STATED TASK :: Go through the data below. List every line that holds the word "Diagnóstico".

INPUT FOR THIS TASK ::
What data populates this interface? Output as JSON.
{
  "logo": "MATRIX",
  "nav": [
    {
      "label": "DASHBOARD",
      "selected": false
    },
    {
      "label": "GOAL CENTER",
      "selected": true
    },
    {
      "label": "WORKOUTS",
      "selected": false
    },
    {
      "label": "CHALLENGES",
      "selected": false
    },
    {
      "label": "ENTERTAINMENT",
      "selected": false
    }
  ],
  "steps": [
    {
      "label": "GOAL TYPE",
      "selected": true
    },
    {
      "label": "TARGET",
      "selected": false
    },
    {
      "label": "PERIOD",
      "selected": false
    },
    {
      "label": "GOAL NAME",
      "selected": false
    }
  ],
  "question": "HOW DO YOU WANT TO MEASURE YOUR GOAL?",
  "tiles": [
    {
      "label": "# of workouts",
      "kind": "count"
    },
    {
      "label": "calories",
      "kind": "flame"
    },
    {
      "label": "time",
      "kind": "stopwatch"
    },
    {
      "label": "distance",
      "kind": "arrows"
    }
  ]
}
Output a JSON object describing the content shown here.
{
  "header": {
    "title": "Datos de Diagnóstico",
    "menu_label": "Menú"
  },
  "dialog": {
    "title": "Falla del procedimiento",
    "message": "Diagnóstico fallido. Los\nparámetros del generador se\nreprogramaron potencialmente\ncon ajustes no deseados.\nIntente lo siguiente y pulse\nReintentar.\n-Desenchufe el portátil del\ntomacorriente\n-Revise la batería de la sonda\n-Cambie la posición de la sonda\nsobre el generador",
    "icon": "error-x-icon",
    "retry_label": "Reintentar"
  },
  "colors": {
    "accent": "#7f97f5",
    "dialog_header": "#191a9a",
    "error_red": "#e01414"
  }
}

TASK SOLUTION ::
    "title": "Datos de Diagnóstico",
    "message": "Diagnóstico fallido. Los\nparámetros del generador se\nreprogramaron potencialmente\ncon ajustes no deseados.\nIntente lo siguiente y pulse\nReintentar.\n-Desenchufe el portátil del\ntomacorriente\n-Revise la batería de la sonda\n-Cambie la posición de la sonda\nsobre el generador",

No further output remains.